TASK STATEMENT: Strip the pictures and reproduce the rest of the listing exactly.

DATA LINES:
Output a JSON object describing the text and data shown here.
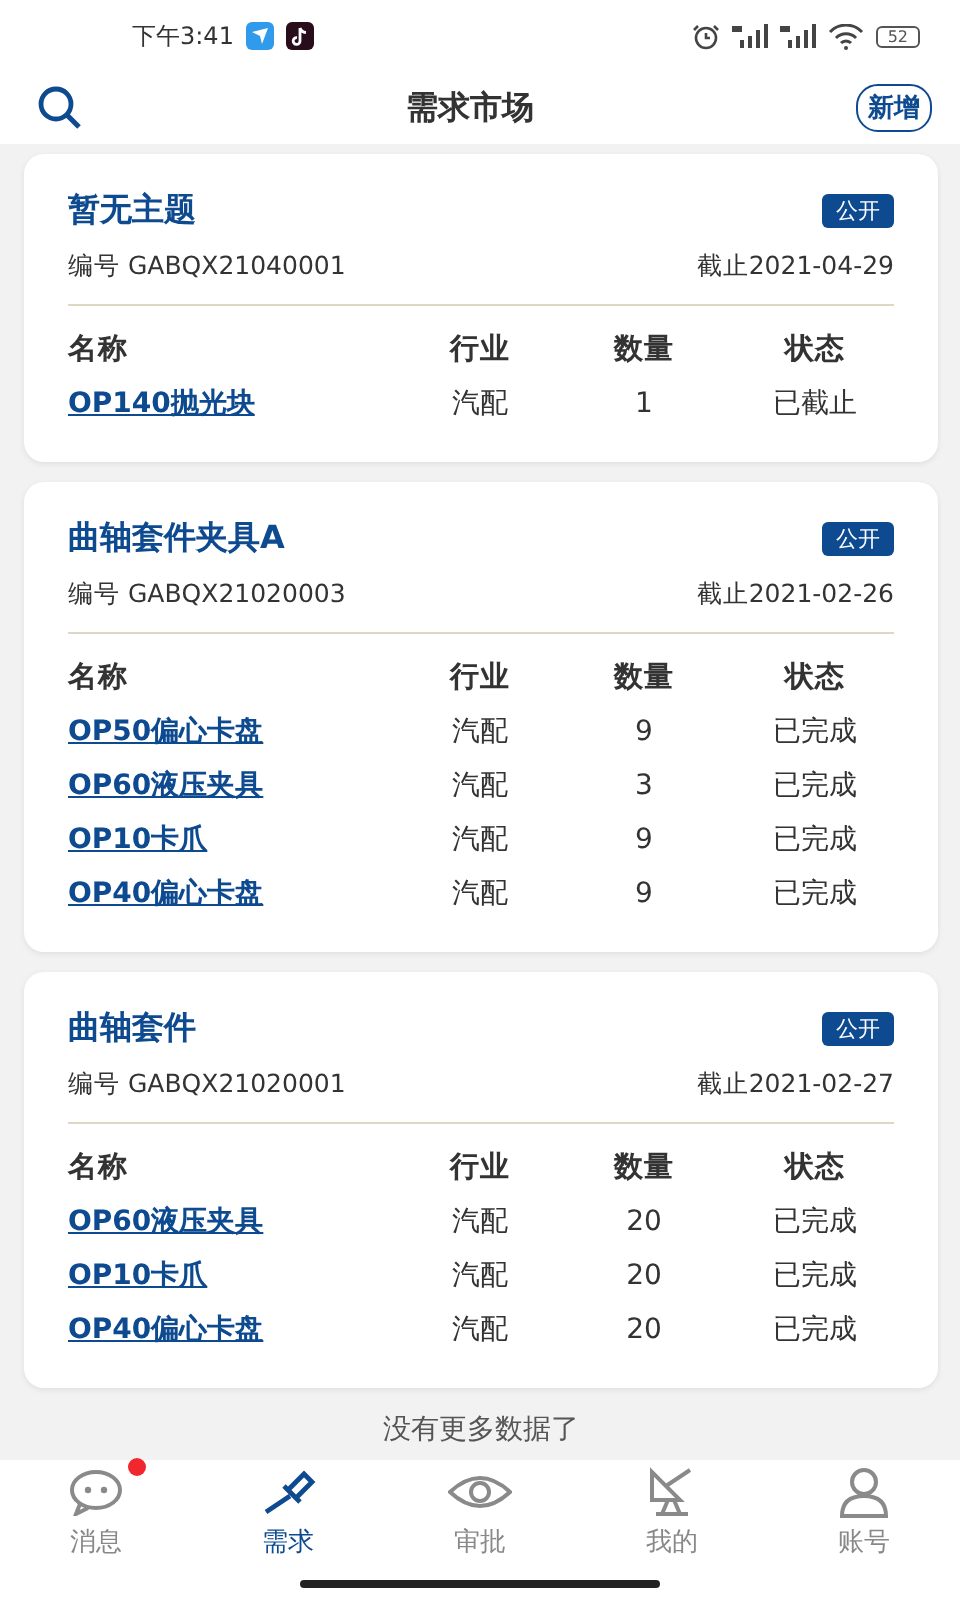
{
  "status_bar": {
    "time": "下午3:41",
    "battery": "52"
  },
  "header": {
    "title": "需求市场",
    "action": "新增"
  },
  "cards": [
    {
      "title": "暂无主题",
      "badge": "公开",
      "number": "编号 GABQX21040001",
      "deadline": "截止2021-04-29",
      "columns": [
        "名称",
        "行业",
        "数量",
        "状态"
      ],
      "rows": [
        {
          "name": "OP140抛光块",
          "industry": "汽配",
          "quantity": "1",
          "status": "已截止"
        }
      ]
    },
    {
      "title": "曲轴套件夹具A",
      "badge": "公开",
      "number": "编号 GABQX21020003",
      "deadline": "截止2021-02-26",
      "columns": [
        "名称",
        "行业",
        "数量",
        "状态"
      ],
      "rows": [
        {
          "name": "OP50偏心卡盘",
          "industry": "汽配",
          "quantity": "9",
          "status": "已完成"
        },
        {
          "name": "OP60液压夹具",
          "industry": "汽配",
          "quantity": "3",
          "status": "已完成"
        },
        {
          "name": "OP10卡爪",
          "industry": "汽配",
          "quantity": "9",
          "status": "已完成"
        },
        {
          "name": "OP40偏心卡盘",
          "industry": "汽配",
          "quantity": "9",
          "status": "已完成"
        }
      ]
    },
    {
      "title": "曲轴套件",
      "badge": "公开",
      "number": "编号 GABQX21020001",
      "deadline": "截止2021-02-27",
      "columns": [
        "名称",
        "行业",
        "数量",
        "状态"
      ],
      "rows": [
        {
          "name": "OP60液压夹具",
          "industry": "汽配",
          "quantity": "20",
          "status": "已完成"
        },
        {
          "name": "OP10卡爪",
          "industry": "汽配",
          "quantity": "20",
          "status": "已完成"
        },
        {
          "name": "OP40偏心卡盘",
          "industry": "汽配",
          "quantity": "20",
          "status": "已完成"
        }
      ]
    }
  ],
  "footer_note": "没有更多数据了",
  "tabs": [
    {
      "label": "消息",
      "selected": false,
      "unread": true
    },
    {
      "label": "需求",
      "selected": true,
      "unread": false
    },
    {
      "label": "审批",
      "selected": false,
      "unread": false
    },
    {
      "label": "我的",
      "selected": false,
      "unread": false
    },
    {
      "label": "账号",
      "selected": false,
      "unread": false
    }
  ]
}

CORRECT ANSWER:
Output a JSON object describing the text and data shown here.
{
  "status_bar": {
    "time": "下午3:41",
    "battery": "52"
  },
  "header": {
    "title": "需求市场",
    "action": "新增"
  },
  "cards": [
    {
      "title": "暂无主题",
      "badge": "公开",
      "number": "编号 GABQX21040001",
      "deadline": "截止2021-04-29",
      "columns": [
        "名称",
        "行业",
        "数量",
        "状态"
      ],
      "rows": [
        {
          "name": "OP140抛光块",
          "industry": "汽配",
          "quantity": "1",
          "status": "已截止"
        }
      ]
    },
    {
      "title": "曲轴套件夹具A",
      "badge": "公开",
      "number": "编号 GABQX21020003",
      "deadline": "截止2021-02-26",
      "columns": [
        "名称",
        "行业",
        "数量",
        "状态"
      ],
      "rows": [
        {
          "name": "OP50偏心卡盘",
          "industry": "汽配",
          "quantity": "9",
          "status": "已完成"
        },
        {
          "name": "OP60液压夹具",
          "industry": "汽配",
          "quantity": "3",
          "status": "已完成"
        },
        {
          "name": "OP10卡爪",
          "industry": "汽配",
          "quantity": "9",
          "status": "已完成"
        },
        {
          "name": "OP40偏心卡盘",
          "industry": "汽配",
          "quantity": "9",
          "status": "已完成"
        }
      ]
    },
    {
      "title": "曲轴套件",
      "badge": "公开",
      "number": "编号 GABQX21020001",
      "deadline": "截止2021-02-27",
      "columns": [
        "名称",
        "行业",
        "数量",
        "状态"
      ],
      "rows": [
        {
          "name": "OP60液压夹具",
          "industry": "汽配",
          "quantity": "20",
          "status": "已完成"
        },
        {
          "name": "OP10卡爪",
          "industry": "汽配",
          "quantity": "20",
          "status": "已完成"
        },
        {
          "name": "OP40偏心卡盘",
          "industry": "汽配",
          "quantity": "20",
          "status": "已完成"
        }
      ]
    }
  ],
  "footer_note": "没有更多数据了",
  "tabs": [
    {
      "label": "消息",
      "selected": false,
      "unread": true
    },
    {
      "label": "需求",
      "selected": true,
      "unread": false
    },
    {
      "label": "审批",
      "selected": false,
      "unread": false
    },
    {
      "label": "我的",
      "selected": false,
      "unread": false
    },
    {
      "label": "账号",
      "selected": false,
      "unread": false
    }
  ]
}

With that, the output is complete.